Records from a data source

※ ※ ※

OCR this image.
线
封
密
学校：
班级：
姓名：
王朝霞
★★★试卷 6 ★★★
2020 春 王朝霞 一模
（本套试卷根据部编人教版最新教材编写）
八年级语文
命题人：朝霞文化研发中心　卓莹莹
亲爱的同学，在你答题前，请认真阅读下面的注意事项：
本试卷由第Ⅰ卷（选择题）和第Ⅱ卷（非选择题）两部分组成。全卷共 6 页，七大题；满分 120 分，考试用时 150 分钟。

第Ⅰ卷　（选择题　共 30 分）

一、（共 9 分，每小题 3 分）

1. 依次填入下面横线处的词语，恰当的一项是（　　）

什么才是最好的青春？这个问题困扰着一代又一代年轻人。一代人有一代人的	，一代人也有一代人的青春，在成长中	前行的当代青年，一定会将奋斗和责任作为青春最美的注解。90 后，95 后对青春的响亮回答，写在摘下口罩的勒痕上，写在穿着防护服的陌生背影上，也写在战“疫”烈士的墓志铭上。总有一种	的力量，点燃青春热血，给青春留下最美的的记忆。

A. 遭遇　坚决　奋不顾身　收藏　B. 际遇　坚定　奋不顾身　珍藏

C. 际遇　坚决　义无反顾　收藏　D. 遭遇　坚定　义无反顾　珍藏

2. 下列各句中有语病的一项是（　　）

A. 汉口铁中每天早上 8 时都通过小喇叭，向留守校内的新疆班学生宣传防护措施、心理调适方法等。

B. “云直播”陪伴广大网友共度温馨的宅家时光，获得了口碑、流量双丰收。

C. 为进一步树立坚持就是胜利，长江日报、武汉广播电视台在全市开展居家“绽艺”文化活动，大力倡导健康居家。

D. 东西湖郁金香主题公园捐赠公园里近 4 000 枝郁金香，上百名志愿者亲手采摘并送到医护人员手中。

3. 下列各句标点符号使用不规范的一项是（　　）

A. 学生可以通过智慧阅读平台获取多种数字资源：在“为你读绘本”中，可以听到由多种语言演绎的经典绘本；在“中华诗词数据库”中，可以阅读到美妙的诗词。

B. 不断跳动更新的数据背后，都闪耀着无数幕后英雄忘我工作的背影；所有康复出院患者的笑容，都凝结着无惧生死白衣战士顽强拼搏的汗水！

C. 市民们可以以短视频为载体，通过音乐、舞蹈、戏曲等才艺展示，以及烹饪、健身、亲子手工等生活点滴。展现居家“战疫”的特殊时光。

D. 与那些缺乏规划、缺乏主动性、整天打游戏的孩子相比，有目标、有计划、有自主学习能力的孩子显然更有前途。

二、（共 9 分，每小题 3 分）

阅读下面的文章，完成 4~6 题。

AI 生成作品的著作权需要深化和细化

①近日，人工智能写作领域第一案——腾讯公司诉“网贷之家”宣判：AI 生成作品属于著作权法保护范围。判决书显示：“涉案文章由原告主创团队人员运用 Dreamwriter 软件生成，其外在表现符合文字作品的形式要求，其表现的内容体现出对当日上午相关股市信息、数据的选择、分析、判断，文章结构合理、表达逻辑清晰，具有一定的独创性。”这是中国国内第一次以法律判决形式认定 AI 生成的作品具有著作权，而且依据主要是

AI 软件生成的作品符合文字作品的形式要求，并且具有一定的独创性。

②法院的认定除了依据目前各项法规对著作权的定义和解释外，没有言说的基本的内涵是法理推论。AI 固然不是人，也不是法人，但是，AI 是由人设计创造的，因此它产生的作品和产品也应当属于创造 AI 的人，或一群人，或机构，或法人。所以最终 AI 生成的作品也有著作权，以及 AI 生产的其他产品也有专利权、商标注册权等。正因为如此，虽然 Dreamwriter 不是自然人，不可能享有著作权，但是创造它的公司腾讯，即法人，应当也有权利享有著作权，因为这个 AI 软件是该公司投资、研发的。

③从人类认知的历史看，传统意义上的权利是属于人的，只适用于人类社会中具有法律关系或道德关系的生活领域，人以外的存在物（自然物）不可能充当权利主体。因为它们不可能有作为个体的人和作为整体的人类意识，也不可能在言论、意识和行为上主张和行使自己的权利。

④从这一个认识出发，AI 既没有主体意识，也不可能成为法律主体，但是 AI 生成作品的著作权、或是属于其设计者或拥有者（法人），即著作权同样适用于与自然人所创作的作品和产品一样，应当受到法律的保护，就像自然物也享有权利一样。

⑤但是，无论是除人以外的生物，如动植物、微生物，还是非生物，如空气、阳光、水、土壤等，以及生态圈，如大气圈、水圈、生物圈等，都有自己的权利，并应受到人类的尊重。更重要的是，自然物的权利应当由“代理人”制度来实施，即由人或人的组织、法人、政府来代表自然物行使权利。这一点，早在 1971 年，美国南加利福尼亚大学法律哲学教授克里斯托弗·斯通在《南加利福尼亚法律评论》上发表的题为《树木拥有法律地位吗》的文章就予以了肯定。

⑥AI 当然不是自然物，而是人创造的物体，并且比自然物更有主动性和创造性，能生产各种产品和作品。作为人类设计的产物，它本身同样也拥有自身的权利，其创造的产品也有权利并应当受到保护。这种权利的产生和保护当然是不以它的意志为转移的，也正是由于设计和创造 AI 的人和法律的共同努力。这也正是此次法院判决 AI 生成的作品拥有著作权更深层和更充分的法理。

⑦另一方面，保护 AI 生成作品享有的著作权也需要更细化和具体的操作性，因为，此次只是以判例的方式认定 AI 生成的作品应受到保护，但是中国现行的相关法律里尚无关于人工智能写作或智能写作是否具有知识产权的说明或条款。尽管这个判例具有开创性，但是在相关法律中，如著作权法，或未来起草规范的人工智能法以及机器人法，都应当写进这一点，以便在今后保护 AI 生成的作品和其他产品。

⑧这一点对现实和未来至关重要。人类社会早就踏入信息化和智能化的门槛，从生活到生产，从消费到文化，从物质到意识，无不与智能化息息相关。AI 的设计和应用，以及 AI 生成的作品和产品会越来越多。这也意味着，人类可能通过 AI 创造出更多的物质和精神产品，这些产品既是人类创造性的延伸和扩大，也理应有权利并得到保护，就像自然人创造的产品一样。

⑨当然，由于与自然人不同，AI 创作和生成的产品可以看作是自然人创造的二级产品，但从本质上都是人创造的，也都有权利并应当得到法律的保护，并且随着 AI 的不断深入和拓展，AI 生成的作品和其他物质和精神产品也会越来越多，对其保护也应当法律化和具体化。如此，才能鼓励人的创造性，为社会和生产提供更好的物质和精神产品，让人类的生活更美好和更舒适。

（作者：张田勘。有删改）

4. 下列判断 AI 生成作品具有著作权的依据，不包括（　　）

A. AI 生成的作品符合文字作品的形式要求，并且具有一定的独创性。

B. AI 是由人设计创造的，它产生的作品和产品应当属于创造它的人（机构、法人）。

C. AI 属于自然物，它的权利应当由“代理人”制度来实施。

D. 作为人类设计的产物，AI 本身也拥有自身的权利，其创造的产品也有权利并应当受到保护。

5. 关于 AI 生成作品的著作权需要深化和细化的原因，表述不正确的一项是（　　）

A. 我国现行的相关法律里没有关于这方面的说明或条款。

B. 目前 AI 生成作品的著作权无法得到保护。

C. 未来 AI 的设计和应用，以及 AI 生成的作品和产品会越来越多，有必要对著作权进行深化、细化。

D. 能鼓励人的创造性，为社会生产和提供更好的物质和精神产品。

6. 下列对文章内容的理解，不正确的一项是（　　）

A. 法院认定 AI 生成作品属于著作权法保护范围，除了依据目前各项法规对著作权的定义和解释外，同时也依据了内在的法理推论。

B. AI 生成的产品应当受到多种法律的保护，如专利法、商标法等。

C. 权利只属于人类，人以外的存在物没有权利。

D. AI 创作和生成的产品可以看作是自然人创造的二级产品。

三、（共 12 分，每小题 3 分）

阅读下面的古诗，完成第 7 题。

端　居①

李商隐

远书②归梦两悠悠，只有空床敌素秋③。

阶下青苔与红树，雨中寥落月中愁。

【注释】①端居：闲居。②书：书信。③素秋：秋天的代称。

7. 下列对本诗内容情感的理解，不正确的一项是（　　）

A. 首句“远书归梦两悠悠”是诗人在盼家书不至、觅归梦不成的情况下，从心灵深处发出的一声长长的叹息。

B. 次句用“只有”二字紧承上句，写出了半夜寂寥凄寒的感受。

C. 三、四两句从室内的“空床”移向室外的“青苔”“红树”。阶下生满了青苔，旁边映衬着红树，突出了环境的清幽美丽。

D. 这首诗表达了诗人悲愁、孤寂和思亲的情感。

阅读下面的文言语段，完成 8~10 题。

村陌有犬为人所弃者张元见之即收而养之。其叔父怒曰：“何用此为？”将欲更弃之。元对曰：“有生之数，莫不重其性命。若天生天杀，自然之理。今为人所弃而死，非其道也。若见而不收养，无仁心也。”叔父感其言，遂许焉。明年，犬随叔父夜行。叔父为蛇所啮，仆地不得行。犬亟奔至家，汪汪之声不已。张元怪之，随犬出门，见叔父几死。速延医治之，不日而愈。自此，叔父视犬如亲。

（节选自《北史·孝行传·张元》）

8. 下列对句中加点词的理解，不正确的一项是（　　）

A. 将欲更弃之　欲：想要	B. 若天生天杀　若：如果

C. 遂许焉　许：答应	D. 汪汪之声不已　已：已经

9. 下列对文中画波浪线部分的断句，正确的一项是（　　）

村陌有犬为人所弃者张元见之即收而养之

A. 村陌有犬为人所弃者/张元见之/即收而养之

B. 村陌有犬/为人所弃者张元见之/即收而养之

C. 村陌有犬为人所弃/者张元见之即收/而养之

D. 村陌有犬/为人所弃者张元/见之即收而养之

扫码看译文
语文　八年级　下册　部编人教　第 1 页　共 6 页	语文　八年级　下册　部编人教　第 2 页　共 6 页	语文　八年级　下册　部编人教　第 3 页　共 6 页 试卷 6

※ ※ ※

◆ TO DO: Among the records above, find each line holding the string "生成作品属于著作权法保护范围" and pull it out.

◆ FINAL RESULT:
①近日，人工智能写作领域第一案——腾讯公司诉“网贷之家”宣判：AI 生成作品属于著作权法保护范围。判决书显示：“涉案文章由原告主创团队人员运用 Dreamwriter 软件生成，其外在表现符合文字作品的形式要求，其表现的内容体现出对当日上午相关股市信息、数据的选择、分析、判断，文章结构合理、表达逻辑清晰，具有一定的独创性。”这是中国国内第一次以法律判决形式认定 AI 生成的作品具有著作权，而且依据主要是
A. 法院认定 AI 生成作品属于著作权法保护范围，除了依据目前各项法规对著作权的定义和解释外，同时也依据了内在的法理推论。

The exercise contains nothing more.